#### Required task
Skip the images and return the records below exactly.
◆ ◆ ◆ ◆ ◆
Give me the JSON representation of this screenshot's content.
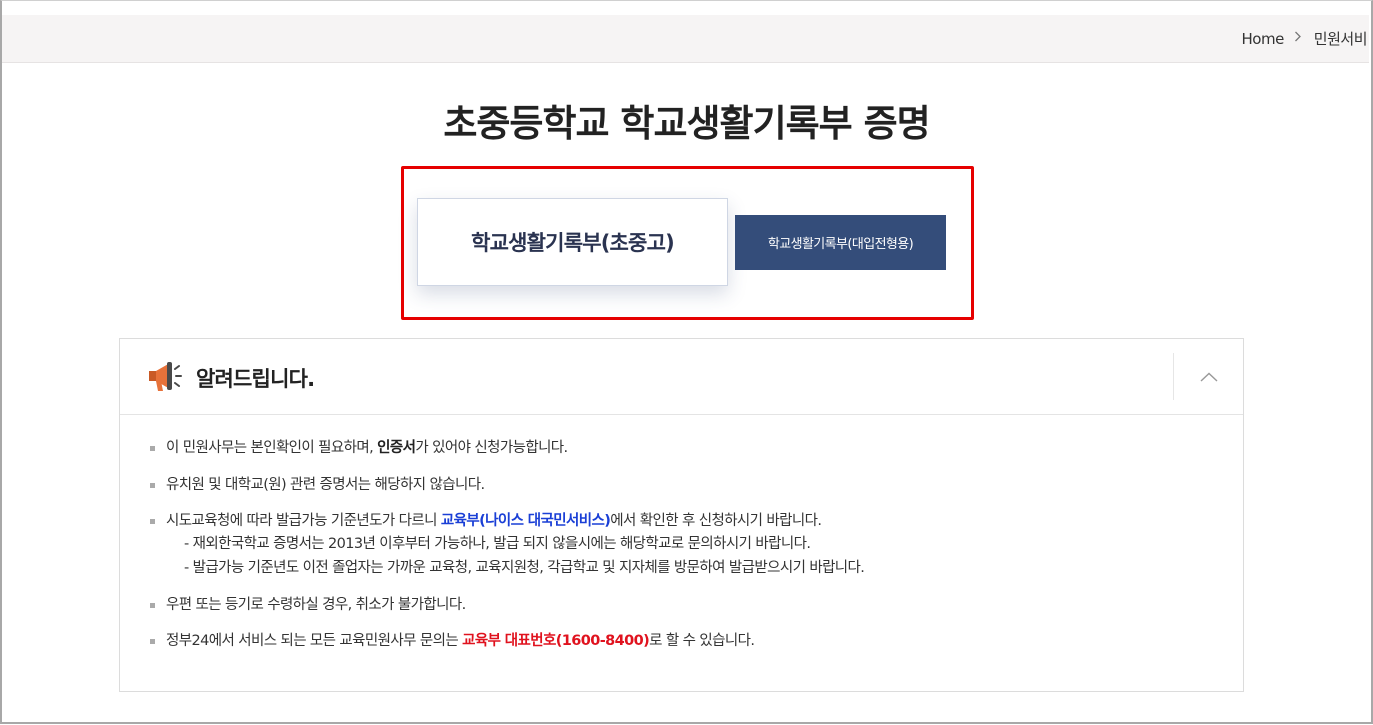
{
  "breadcrumb": {
    "home": "Home",
    "current": "민원서비"
  },
  "page": {
    "title": "초중등학교 학교생활기록부 증명"
  },
  "tabs": [
    {
      "label": "학교생활기록부(초중고)",
      "active": true
    },
    {
      "label": "학교생활기록부(대입전형용)",
      "active": false
    }
  ],
  "notice": {
    "title": "알려드립니다.",
    "items": [
      {
        "pre": "이 민원사무는 본인확인이 필요하며, ",
        "emph": "인증서",
        "post": "가 있어야 신청가능합니다."
      },
      {
        "text": "유치원 및 대학교(원) 관련 증명서는 해당하지 않습니다."
      },
      {
        "pre": "시도교육청에 따라 발급가능 기준년도가 다르니 ",
        "link": "교육부(나이스 대국민서비스)",
        "post": "에서 확인한 후 신청하시기 바랍니다.",
        "subs": [
          "- 재외한국학교 증명서는 2013년 이후부터 가능하나, 발급 되지 않을시에는 해당학교로 문의하시기 바랍니다.",
          "- 발급가능 기준년도 이전 졸업자는 가까운 교육청, 교육지원청, 각급학교 및 지자체를 방문하여 발급받으시기 바랍니다."
        ]
      },
      {
        "text": "우편 또는 등기로 수령하실 경우, 취소가 불가합니다."
      },
      {
        "pre": "정부24에서 서비스 되는 모든 교육민원사무 문의는 ",
        "red": "교육부 대표번호(1600-8400)",
        "post": "로 할 수 있습니다."
      }
    ]
  },
  "colors": {
    "highlight": "#e60000",
    "tab_inactive_bg": "#344d7a",
    "link_blue": "#1a3fd6",
    "emphasis_red": "#e0121e",
    "megaphone": "#e7723a"
  },
  "icons": {
    "breadcrumb_separator": "chevron-right-icon",
    "notice": "megaphone-icon",
    "collapse": "chevron-up-icon"
  }
}
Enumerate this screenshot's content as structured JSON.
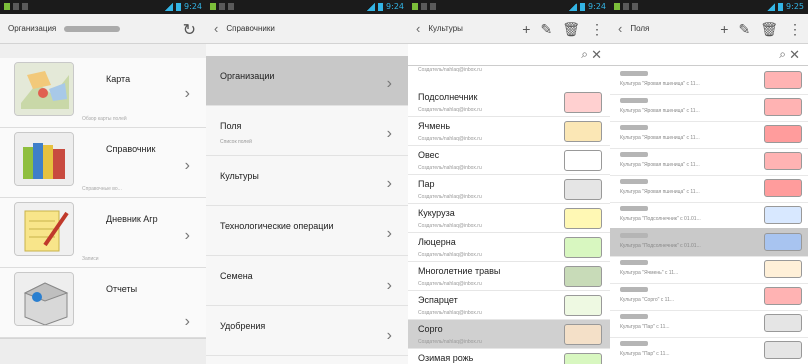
{
  "status_time": "9:24",
  "status_time2": "9:25",
  "panel1": {
    "title": "Организация",
    "items": [
      {
        "label": "Карта",
        "sub": "Обзор карты полей",
        "icon": "map-icon"
      },
      {
        "label": "Справочник",
        "sub": "Справочные во...",
        "icon": "books-icon"
      },
      {
        "label": "Дневник Агр",
        "sub": "Записи",
        "icon": "notepad-icon"
      },
      {
        "label": "Отчеты",
        "sub": "",
        "icon": "box-icon"
      }
    ]
  },
  "panel2": {
    "title": "Справочники",
    "items": [
      {
        "label": "Организации",
        "sub": ""
      },
      {
        "label": "Поля",
        "sub": "Список полей"
      },
      {
        "label": "Культуры",
        "sub": ""
      },
      {
        "label": "Технологические операции",
        "sub": ""
      },
      {
        "label": "Семена",
        "sub": ""
      },
      {
        "label": "Удобрения",
        "sub": ""
      }
    ]
  },
  "panel3": {
    "title": "Культуры",
    "first_mail": "Создатель/nahlaq@inbox.ru",
    "rows": [
      {
        "name": "Подсолнечник",
        "mail": "Создатель/nahlaq@inbox.ru",
        "color": "#ffd0d0"
      },
      {
        "name": "Ячмень",
        "mail": "Создатель/nahlaq@inbox.ru",
        "color": "#fbe7b5"
      },
      {
        "name": "Овес",
        "mail": "Создатель/nahlaq@inbox.ru",
        "color": "#ffffff"
      },
      {
        "name": "Пар",
        "mail": "Создатель/nahlaq@inbox.ru",
        "color": "#e5e5e5"
      },
      {
        "name": "Кукуруза",
        "mail": "Создатель/nahlaq@inbox.ru",
        "color": "#fff8b4"
      },
      {
        "name": "Люцерна",
        "mail": "Создатель/nahlaq@inbox.ru",
        "color": "#d8f7c0"
      },
      {
        "name": "Многолетние травы",
        "mail": "Создатель/nahlaq@inbox.ru",
        "color": "#c8dbb8"
      },
      {
        "name": "Эспарцет",
        "mail": "Создатель/nahlaq@inbox.ru",
        "color": "#eef9e2"
      },
      {
        "name": "Сорго",
        "mail": "Создатель/nahlaq@inbox.ru",
        "color": "#f4e0c8"
      },
      {
        "name": "Озимая рожь",
        "mail": "",
        "color": "#d8f7c0"
      }
    ]
  },
  "panel4": {
    "title": "Поля",
    "rows": [
      {
        "text": "Культура \"Яровая пшеница\" с 11...",
        "color": "#ffb3b3"
      },
      {
        "text": "Культура \"Яровая пшеница\" с 11...",
        "color": "#ffb3b3"
      },
      {
        "text": "Культура \"Яровая пшеница\" с 11...",
        "color": "#ff9c9c"
      },
      {
        "text": "Культура \"Яровая пшеница\" с 11...",
        "color": "#ffb3b3"
      },
      {
        "text": "Культура \"Яровая пшеница\" с 11...",
        "color": "#ff9c9c"
      },
      {
        "text": "Культура \"Подсолнечник\" с 01.01...",
        "color": "#d8e8ff"
      },
      {
        "text": "Культура \"Подсолнечник\" с 01.01...",
        "color": "#a8c4f0"
      },
      {
        "text": "Культура \"Ячмень\" с 11...",
        "color": "#fff0d8"
      },
      {
        "text": "Культура \"Сорго\" с 11...",
        "color": "#ffb3b3"
      },
      {
        "text": "Культура \"Пар\" с 11...",
        "color": "#e5e5e5"
      },
      {
        "text": "Культура \"Пар\" с 11...",
        "color": "#e5e5e5"
      }
    ]
  }
}
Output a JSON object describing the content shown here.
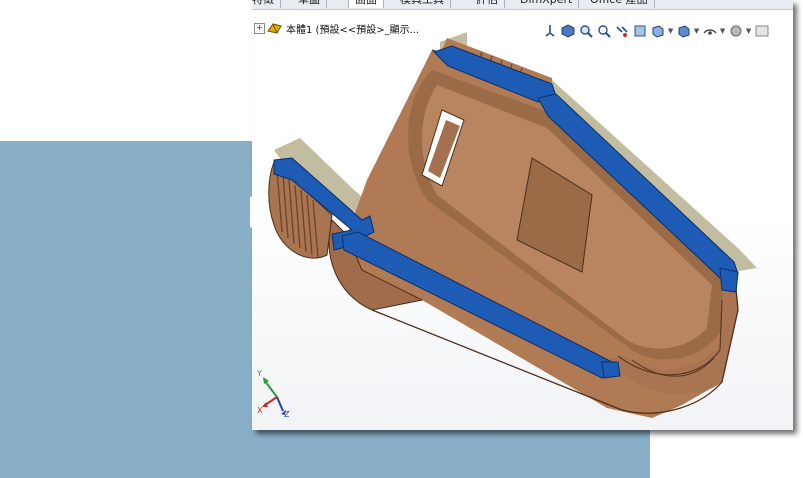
{
  "tabs": [
    {
      "label": "特徵",
      "active": false
    },
    {
      "label": "草圖",
      "active": false
    },
    {
      "label": "曲面",
      "active": true
    },
    {
      "label": "模具工具",
      "active": false
    },
    {
      "label": "評估",
      "active": false
    },
    {
      "label": "DimXpert",
      "active": false
    },
    {
      "label": "Office 產品",
      "active": false
    }
  ],
  "tree": {
    "root_label": "本體1  (預設<<預設>_顯示..."
  },
  "toolbar_icons": [
    "view-orientation-icon",
    "view-3d-icon",
    "zoom-to-fit-icon",
    "zoom-area-icon",
    "previous-view-icon",
    "section-view-icon",
    "view-orientation-icon",
    "display-style-icon",
    "hide-show-items-icon",
    "edit-appearance-icon",
    "apply-scene-icon"
  ],
  "colors": {
    "background_panel": "#89aec8",
    "part_bronze": "#b07a55",
    "section_face": "#1d5bb5",
    "section_shadow": "#b7b28f"
  },
  "triad_axes": [
    "Y",
    "X",
    "Z"
  ]
}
◆ ◆ ◆ ◆ ◆
#### Finished exercise
Give me the JSON representation of this screenshot's content.
{
  "breadcrumb": {
    "home": "Home",
    "current": "민원서비"
  },
  "page": {
    "title": "초중등학교 학교생활기록부 증명"
  },
  "tabs": [
    {
      "label": "학교생활기록부(초중고)",
      "active": true
    },
    {
      "label": "학교생활기록부(대입전형용)",
      "active": false
    }
  ],
  "notice": {
    "title": "알려드립니다.",
    "items": [
      {
        "pre": "이 민원사무는 본인확인이 필요하며, ",
        "emph": "인증서",
        "post": "가 있어야 신청가능합니다."
      },
      {
        "text": "유치원 및 대학교(원) 관련 증명서는 해당하지 않습니다."
      },
      {
        "pre": "시도교육청에 따라 발급가능 기준년도가 다르니 ",
        "link": "교육부(나이스 대국민서비스)",
        "post": "에서 확인한 후 신청하시기 바랍니다.",
        "subs": [
          "- 재외한국학교 증명서는 2013년 이후부터 가능하나, 발급 되지 않을시에는 해당학교로 문의하시기 바랍니다.",
          "- 발급가능 기준년도 이전 졸업자는 가까운 교육청, 교육지원청, 각급학교 및 지자체를 방문하여 발급받으시기 바랍니다."
        ]
      },
      {
        "text": "우편 또는 등기로 수령하실 경우, 취소가 불가합니다."
      },
      {
        "pre": "정부24에서 서비스 되는 모든 교육민원사무 문의는 ",
        "red": "교육부 대표번호(1600-8400)",
        "post": "로 할 수 있습니다."
      }
    ]
  },
  "colors": {
    "highlight": "#e60000",
    "tab_inactive_bg": "#344d7a",
    "link_blue": "#1a3fd6",
    "emphasis_red": "#e0121e",
    "megaphone": "#e7723a"
  },
  "icons": {
    "breadcrumb_separator": "chevron-right-icon",
    "notice": "megaphone-icon",
    "collapse": "chevron-up-icon"
  }
}
Enumerate this screenshot's content as structured JSON.
{
  "status_time": "9:24",
  "status_time2": "9:25",
  "panel1": {
    "title": "Организация",
    "items": [
      {
        "label": "Карта",
        "sub": "Обзор карты полей",
        "icon": "map-icon"
      },
      {
        "label": "Справочник",
        "sub": "Справочные во...",
        "icon": "books-icon"
      },
      {
        "label": "Дневник Агр",
        "sub": "Записи",
        "icon": "notepad-icon"
      },
      {
        "label": "Отчеты",
        "sub": "",
        "icon": "box-icon"
      }
    ]
  },
  "panel2": {
    "title": "Справочники",
    "items": [
      {
        "label": "Организации",
        "sub": ""
      },
      {
        "label": "Поля",
        "sub": "Список полей"
      },
      {
        "label": "Культуры",
        "sub": ""
      },
      {
        "label": "Технологические операции",
        "sub": ""
      },
      {
        "label": "Семена",
        "sub": ""
      },
      {
        "label": "Удобрения",
        "sub": ""
      }
    ]
  },
  "panel3": {
    "title": "Культуры",
    "first_mail": "Создатель/nahlaq@inbox.ru",
    "rows": [
      {
        "name": "Подсолнечник",
        "mail": "Создатель/nahlaq@inbox.ru",
        "color": "#ffd0d0"
      },
      {
        "name": "Ячмень",
        "mail": "Создатель/nahlaq@inbox.ru",
        "color": "#fbe7b5"
      },
      {
        "name": "Овес",
        "mail": "Создатель/nahlaq@inbox.ru",
        "color": "#ffffff"
      },
      {
        "name": "Пар",
        "mail": "Создатель/nahlaq@inbox.ru",
        "color": "#e5e5e5"
      },
      {
        "name": "Кукуруза",
        "mail": "Создатель/nahlaq@inbox.ru",
        "color": "#fff8b4"
      },
      {
        "name": "Люцерна",
        "mail": "Создатель/nahlaq@inbox.ru",
        "color": "#d8f7c0"
      },
      {
        "name": "Многолетние травы",
        "mail": "Создатель/nahlaq@inbox.ru",
        "color": "#c8dbb8"
      },
      {
        "name": "Эспарцет",
        "mail": "Создатель/nahlaq@inbox.ru",
        "color": "#eef9e2"
      },
      {
        "name": "Сорго",
        "mail": "Создатель/nahlaq@inbox.ru",
        "color": "#f4e0c8"
      },
      {
        "name": "Озимая рожь",
        "mail": "",
        "color": "#d8f7c0"
      }
    ]
  },
  "panel4": {
    "title": "Поля",
    "rows": [
      {
        "text": "Культура \"Яровая пшеница\" с 11...",
        "color": "#ffb3b3"
      },
      {
        "text": "Культура \"Яровая пшеница\" с 11...",
        "color": "#ffb3b3"
      },
      {
        "text": "Культура \"Яровая пшеница\" с 11...",
        "color": "#ff9c9c"
      },
      {
        "text": "Культура \"Яровая пшеница\" с 11...",
        "color": "#ffb3b3"
      },
      {
        "text": "Культура \"Яровая пшеница\" с 11...",
        "color": "#ff9c9c"
      },
      {
        "text": "Культура \"Подсолнечник\" с 01.01...",
        "color": "#d8e8ff"
      },
      {
        "text": "Культура \"Подсолнечник\" с 01.01...",
        "color": "#a8c4f0"
      },
      {
        "text": "Культура \"Ячмень\" с 11...",
        "color": "#fff0d8"
      },
      {
        "text": "Культура \"Сорго\" с 11...",
        "color": "#ffb3b3"
      },
      {
        "text": "Культура \"Пар\" с 11...",
        "color": "#e5e5e5"
      },
      {
        "text": "Культура \"Пар\" с 11...",
        "color": "#e5e5e5"
      }
    ]
  }
}
Output a JSON object describing the content shown here.
{
  "tabs": [
    {
      "label": "特徵",
      "active": false
    },
    {
      "label": "草圖",
      "active": false
    },
    {
      "label": "曲面",
      "active": true
    },
    {
      "label": "模具工具",
      "active": false
    },
    {
      "label": "評估",
      "active": false
    },
    {
      "label": "DimXpert",
      "active": false
    },
    {
      "label": "Office 產品",
      "active": false
    }
  ],
  "tree": {
    "root_label": "本體1  (預設<<預設>_顯示..."
  },
  "toolbar_icons": [
    "view-orientation-icon",
    "view-3d-icon",
    "zoom-to-fit-icon",
    "zoom-area-icon",
    "previous-view-icon",
    "section-view-icon",
    "view-orientation-icon",
    "display-style-icon",
    "hide-show-items-icon",
    "edit-appearance-icon",
    "apply-scene-icon"
  ],
  "colors": {
    "background_panel": "#89aec8",
    "part_bronze": "#b07a55",
    "section_face": "#1d5bb5",
    "section_shadow": "#b7b28f"
  },
  "triad_axes": [
    "Y",
    "X",
    "Z"
  ]
}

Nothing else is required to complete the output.